start Supplied data
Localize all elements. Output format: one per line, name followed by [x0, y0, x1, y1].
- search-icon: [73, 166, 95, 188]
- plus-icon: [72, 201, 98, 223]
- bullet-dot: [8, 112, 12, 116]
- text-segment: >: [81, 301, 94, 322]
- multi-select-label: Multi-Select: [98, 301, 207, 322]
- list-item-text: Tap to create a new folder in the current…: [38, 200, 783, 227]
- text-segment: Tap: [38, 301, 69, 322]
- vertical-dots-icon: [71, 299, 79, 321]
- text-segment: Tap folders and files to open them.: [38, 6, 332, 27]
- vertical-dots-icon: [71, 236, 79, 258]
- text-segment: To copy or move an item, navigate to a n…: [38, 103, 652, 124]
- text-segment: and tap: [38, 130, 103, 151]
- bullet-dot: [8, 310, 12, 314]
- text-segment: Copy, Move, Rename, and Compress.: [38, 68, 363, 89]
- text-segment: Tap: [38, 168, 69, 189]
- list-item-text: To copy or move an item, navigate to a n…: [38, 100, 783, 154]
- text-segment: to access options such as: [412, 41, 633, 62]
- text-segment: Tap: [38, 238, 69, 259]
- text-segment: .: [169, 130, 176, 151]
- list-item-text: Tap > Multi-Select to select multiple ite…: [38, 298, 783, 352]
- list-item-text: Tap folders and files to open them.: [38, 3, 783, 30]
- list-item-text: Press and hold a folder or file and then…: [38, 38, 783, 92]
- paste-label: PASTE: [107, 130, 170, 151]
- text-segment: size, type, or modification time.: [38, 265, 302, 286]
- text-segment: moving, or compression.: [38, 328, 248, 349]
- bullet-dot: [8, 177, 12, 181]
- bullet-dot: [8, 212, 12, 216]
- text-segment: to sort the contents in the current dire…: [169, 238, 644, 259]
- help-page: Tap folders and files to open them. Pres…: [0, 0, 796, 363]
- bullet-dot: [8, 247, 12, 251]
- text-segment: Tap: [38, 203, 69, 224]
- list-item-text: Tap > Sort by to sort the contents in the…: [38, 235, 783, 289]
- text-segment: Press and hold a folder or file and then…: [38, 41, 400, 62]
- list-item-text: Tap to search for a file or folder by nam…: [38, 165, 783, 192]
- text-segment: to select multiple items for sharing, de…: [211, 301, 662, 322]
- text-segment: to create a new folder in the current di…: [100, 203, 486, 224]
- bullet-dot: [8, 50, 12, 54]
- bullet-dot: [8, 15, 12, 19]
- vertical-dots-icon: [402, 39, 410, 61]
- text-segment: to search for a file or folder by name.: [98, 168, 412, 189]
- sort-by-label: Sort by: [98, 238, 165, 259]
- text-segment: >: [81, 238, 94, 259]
end Supplied data
> [Given task] Reformat the entries above as a numbered list, leaving out any blank lines.

> [Result of this task]
1. Localize all elements. Output format: one per line, name followed by [x0, y0, x1, y1].
2. - search-icon: [73, 166, 95, 188]
3. - plus-icon: [72, 201, 98, 223]
4. - bullet-dot: [8, 112, 12, 116]
5. - text-segment: >: [81, 301, 94, 322]
6. - multi-select-label: Multi-Select: [98, 301, 207, 322]
7. - list-item-text: Tap to create a new folder in the current…: [38, 200, 783, 227]
8. - text-segment: Tap: [38, 301, 69, 322]
9. - vertical-dots-icon: [71, 299, 79, 321]
10. - text-segment: Tap folders and files to open them.: [38, 6, 332, 27]
11. - vertical-dots-icon: [71, 236, 79, 258]
12. - text-segment: To copy or move an item, navigate to a n…: [38, 103, 652, 124]
13. - text-segment: and tap: [38, 130, 103, 151]
14. - bullet-dot: [8, 310, 12, 314]
15. - text-segment: Copy, Move, Rename, and Compress.: [38, 68, 363, 89]
16. - text-segment: Tap: [38, 168, 69, 189]
17. - list-item-text: To copy or move an item, navigate to a n…: [38, 100, 783, 154]
18. - text-segment: to access options such as: [412, 41, 633, 62]
19. - text-segment: Tap: [38, 238, 69, 259]
20. - text-segment: .: [169, 130, 176, 151]
21. - list-item-text: Tap > Multi-Select to select multiple ite…: [38, 298, 783, 352]
22. - list-item-text: Tap folders and files to open them.: [38, 3, 783, 30]
23. - list-item-text: Press and hold a folder or file and then…: [38, 38, 783, 92]
24. - paste-label: PASTE: [107, 130, 170, 151]
25. - text-segment: size, type, or modification time.: [38, 265, 302, 286]
26. - text-segment: moving, or compression.: [38, 328, 248, 349]
27. - bullet-dot: [8, 177, 12, 181]
28. - bullet-dot: [8, 212, 12, 216]
29. - text-segment: to sort the contents in the current dire…: [169, 238, 644, 259]
30. - help-page: Tap folders and files to open them. Pres…: [0, 0, 796, 363]
31. - bullet-dot: [8, 247, 12, 251]
32. - text-segment: Tap: [38, 203, 69, 224]
33. - list-item-text: Tap > Sort by to sort the contents in the…: [38, 235, 783, 289]
34. - text-segment: Press and hold a folder or file and then…: [38, 41, 400, 62]
35. - list-item-text: Tap to search for a file or folder by nam…: [38, 165, 783, 192]
36. - text-segment: to select multiple items for sharing, de…: [211, 301, 662, 322]
37. - text-segment: to create a new folder in the current di…: [100, 203, 486, 224]
38. - bullet-dot: [8, 50, 12, 54]
39. - bullet-dot: [8, 15, 12, 19]
40. - vertical-dots-icon: [402, 39, 410, 61]
41. - text-segment: to search for a file or folder by name.: [98, 168, 412, 189]
42. - sort-by-label: Sort by: [98, 238, 165, 259]
43. - text-segment: >: [81, 238, 94, 259]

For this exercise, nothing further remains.